Data -
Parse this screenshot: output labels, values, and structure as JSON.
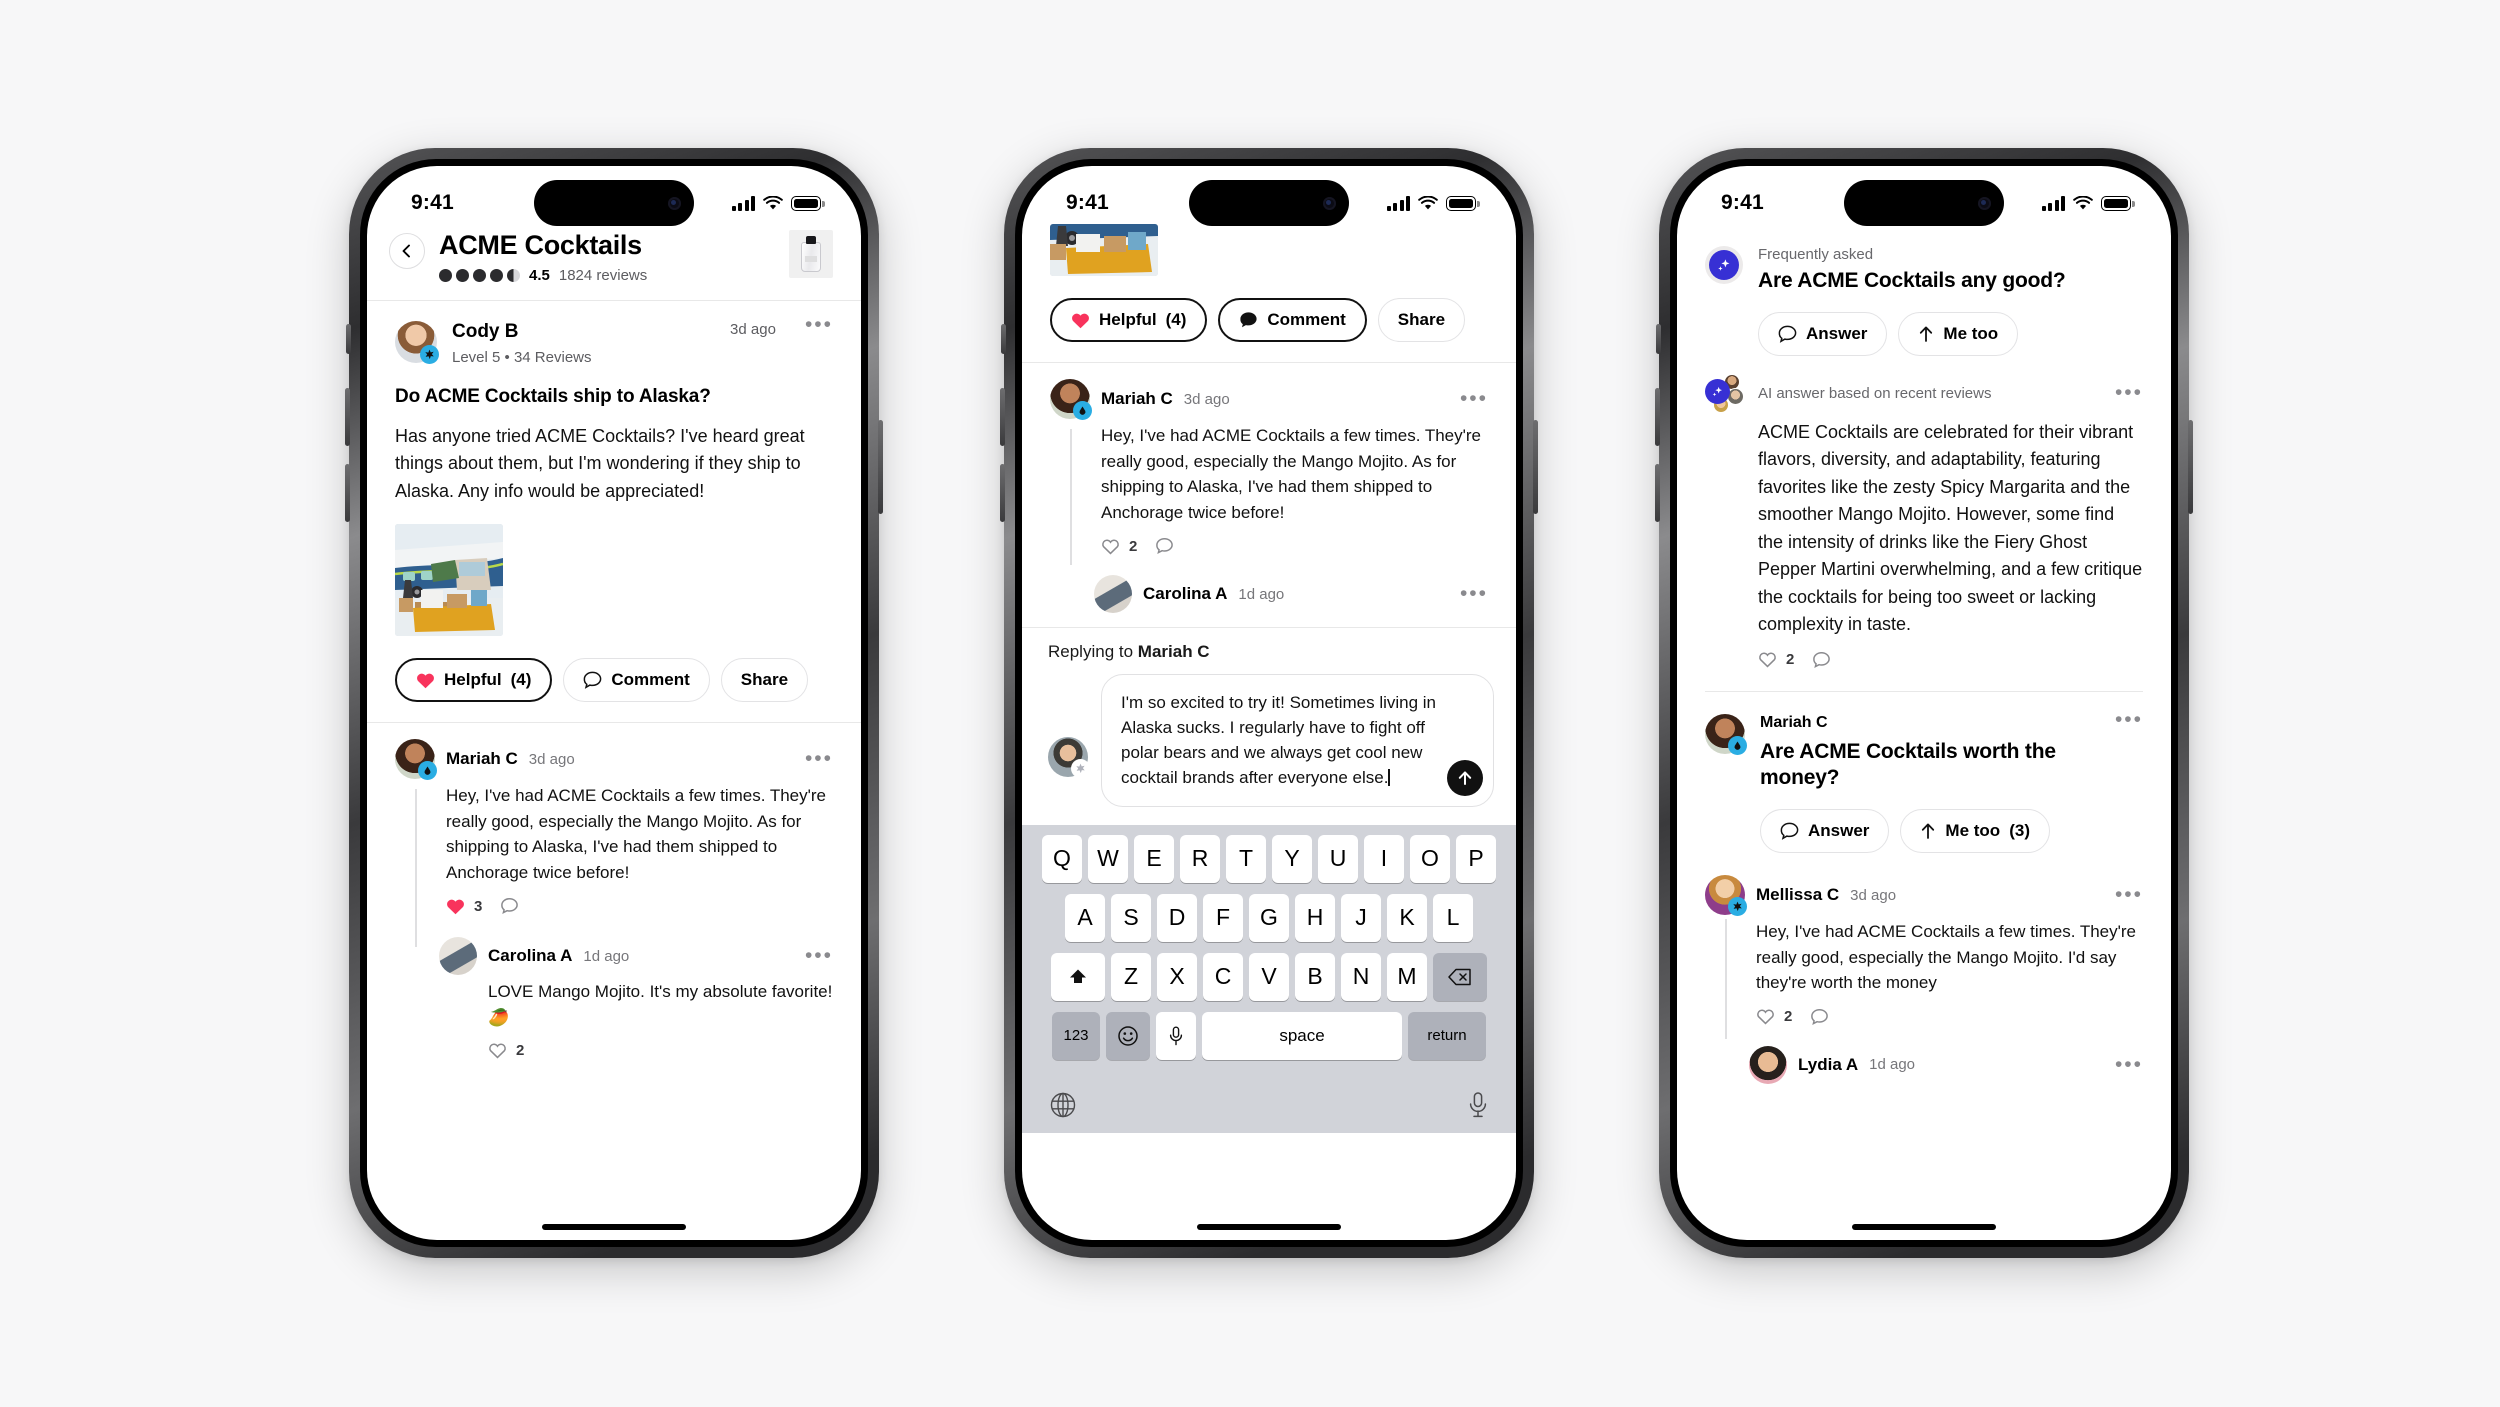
{
  "statusbar": {
    "time": "9:41"
  },
  "phone1": {
    "header": {
      "title": "ACME Cocktails",
      "rating_value": "4.5",
      "rating_count": "1824 reviews",
      "rating_filled": 4,
      "rating_half": true
    },
    "post": {
      "author": "Cody B",
      "meta": "Level 5  •  34 Reviews",
      "time": "3d ago",
      "question": "Do ACME Cocktails ship to Alaska?",
      "body": "Has anyone tried ACME Cocktails? I've heard great things about them, but I'm wondering if they ship to Alaska. Any info would be appreciated!"
    },
    "actions": {
      "helpful": "Helpful",
      "helpful_count": "(4)",
      "comment": "Comment",
      "share": "Share"
    },
    "comments": [
      {
        "author": "Mariah C",
        "time": "3d ago",
        "body": "Hey, I've had ACME Cocktails a few times. They're really good, especially the Mango Mojito. As for shipping to Alaska, I've had them shipped to Anchorage twice before!",
        "likes": "3",
        "liked": true
      },
      {
        "author": "Carolina A",
        "time": "1d ago",
        "body": "LOVE Mango Mojito. It's my absolute favorite! 🥭",
        "likes": "2",
        "liked": false
      }
    ]
  },
  "phone2": {
    "actions": {
      "helpful": "Helpful",
      "helpful_count": "(4)",
      "comment": "Comment",
      "share": "Share"
    },
    "comments": [
      {
        "author": "Mariah C",
        "time": "3d ago",
        "body": "Hey, I've had ACME Cocktails a few times. They're really good, especially the Mango Mojito. As for shipping to Alaska, I've had them shipped to Anchorage twice before!",
        "likes": "2"
      },
      {
        "author": "Carolina A",
        "time": "1d ago"
      }
    ],
    "compose": {
      "replying_prefix": "Replying to ",
      "replying_to": "Mariah C",
      "value": "I'm so excited to try it! Sometimes living in Alaska sucks. I regularly have to fight off polar bears and we always get cool new cocktail brands after everyone else.",
      "send_icon": "arrow-up-icon"
    },
    "keyboard": {
      "row1": [
        "Q",
        "W",
        "E",
        "R",
        "T",
        "Y",
        "U",
        "I",
        "O",
        "P"
      ],
      "row2": [
        "A",
        "S",
        "D",
        "F",
        "G",
        "H",
        "J",
        "K",
        "L"
      ],
      "row3": [
        "Z",
        "X",
        "C",
        "V",
        "B",
        "N",
        "M"
      ],
      "shift": "shift-icon",
      "backspace": "backspace-icon",
      "numbers": "123",
      "emoji": "emoji-icon",
      "dictate": "microphone-icon",
      "space": "space",
      "return": "return",
      "globe": "globe-icon",
      "mic": "microphone-icon"
    }
  },
  "phone3": {
    "faq": {
      "label": "Frequently asked",
      "question": "Are ACME Cocktails any good?",
      "answer_btn": "Answer",
      "metoo_btn": "Me too"
    },
    "ai_answer": {
      "label": "AI answer based on recent reviews",
      "text": "ACME Cocktails are celebrated for their vibrant flavors, diversity, and adaptability, featuring favorites like the zesty Spicy Margarita and the smoother Mango Mojito. However, some find the intensity of drinks like the Fiery Ghost Pepper Martini overwhelming, and a few critique the cocktails for being too sweet or lacking complexity in taste.",
      "likes": "2"
    },
    "question2": {
      "author": "Mariah C",
      "question": "Are ACME Cocktails worth the money?",
      "answer_btn": "Answer",
      "metoo_btn": "Me too",
      "metoo_count": "(3)"
    },
    "comments": [
      {
        "author": "Mellissa C",
        "time": "3d ago",
        "body": "Hey, I've had ACME Cocktails a few times. They're really good, especially the Mango Mojito. I'd say they're worth the money",
        "likes": "2"
      },
      {
        "author": "Lydia A",
        "time": "1d ago"
      }
    ]
  },
  "colors": {
    "heart_active": "#f8335c",
    "ai_accent": "#3730d4",
    "badge_blue": "#2aade3",
    "background": "#f7f7f8"
  }
}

Prompt - Every line of the data above should be quoted exactly. Omit the pictures.

Solution -
Parse this screenshot: output labels, values, and structure as JSON.
{
  "statusbar": {
    "time": "9:41"
  },
  "phone1": {
    "header": {
      "title": "ACME Cocktails",
      "rating_value": "4.5",
      "rating_count": "1824 reviews",
      "rating_filled": 4,
      "rating_half": true
    },
    "post": {
      "author": "Cody B",
      "meta": "Level 5  •  34 Reviews",
      "time": "3d ago",
      "question": "Do ACME Cocktails ship to Alaska?",
      "body": "Has anyone tried ACME Cocktails? I've heard great things about them, but I'm wondering if they ship to Alaska. Any info would be appreciated!"
    },
    "actions": {
      "helpful": "Helpful",
      "helpful_count": "(4)",
      "comment": "Comment",
      "share": "Share"
    },
    "comments": [
      {
        "author": "Mariah C",
        "time": "3d ago",
        "body": "Hey, I've had ACME Cocktails a few times. They're really good, especially the Mango Mojito. As for shipping to Alaska, I've had them shipped to Anchorage twice before!",
        "likes": "3",
        "liked": true
      },
      {
        "author": "Carolina A",
        "time": "1d ago",
        "body": "LOVE Mango Mojito. It's my absolute favorite! 🥭",
        "likes": "2",
        "liked": false
      }
    ]
  },
  "phone2": {
    "actions": {
      "helpful": "Helpful",
      "helpful_count": "(4)",
      "comment": "Comment",
      "share": "Share"
    },
    "comments": [
      {
        "author": "Mariah C",
        "time": "3d ago",
        "body": "Hey, I've had ACME Cocktails a few times. They're really good, especially the Mango Mojito. As for shipping to Alaska, I've had them shipped to Anchorage twice before!",
        "likes": "2"
      },
      {
        "author": "Carolina A",
        "time": "1d ago"
      }
    ],
    "compose": {
      "replying_prefix": "Replying to ",
      "replying_to": "Mariah C",
      "value": "I'm so excited to try it! Sometimes living in Alaska sucks. I regularly have to fight off polar bears and we always get cool new cocktail brands after everyone else.",
      "send_icon": "arrow-up-icon"
    },
    "keyboard": {
      "row1": [
        "Q",
        "W",
        "E",
        "R",
        "T",
        "Y",
        "U",
        "I",
        "O",
        "P"
      ],
      "row2": [
        "A",
        "S",
        "D",
        "F",
        "G",
        "H",
        "J",
        "K",
        "L"
      ],
      "row3": [
        "Z",
        "X",
        "C",
        "V",
        "B",
        "N",
        "M"
      ],
      "shift": "shift-icon",
      "backspace": "backspace-icon",
      "numbers": "123",
      "emoji": "emoji-icon",
      "dictate": "microphone-icon",
      "space": "space",
      "return": "return",
      "globe": "globe-icon",
      "mic": "microphone-icon"
    }
  },
  "phone3": {
    "faq": {
      "label": "Frequently asked",
      "question": "Are ACME Cocktails any good?",
      "answer_btn": "Answer",
      "metoo_btn": "Me too"
    },
    "ai_answer": {
      "label": "AI answer based on recent reviews",
      "text": "ACME Cocktails are celebrated for their vibrant flavors, diversity, and adaptability, featuring favorites like the zesty Spicy Margarita and the smoother Mango Mojito. However, some find the intensity of drinks like the Fiery Ghost Pepper Martini overwhelming, and a few critique the cocktails for being too sweet or lacking complexity in taste.",
      "likes": "2"
    },
    "question2": {
      "author": "Mariah C",
      "question": "Are ACME Cocktails worth the money?",
      "answer_btn": "Answer",
      "metoo_btn": "Me too",
      "metoo_count": "(3)"
    },
    "comments": [
      {
        "author": "Mellissa C",
        "time": "3d ago",
        "body": "Hey, I've had ACME Cocktails a few times. They're really good, especially the Mango Mojito. I'd say they're worth the money",
        "likes": "2"
      },
      {
        "author": "Lydia A",
        "time": "1d ago"
      }
    ]
  },
  "colors": {
    "heart_active": "#f8335c",
    "ai_accent": "#3730d4",
    "badge_blue": "#2aade3",
    "background": "#f7f7f8"
  }
}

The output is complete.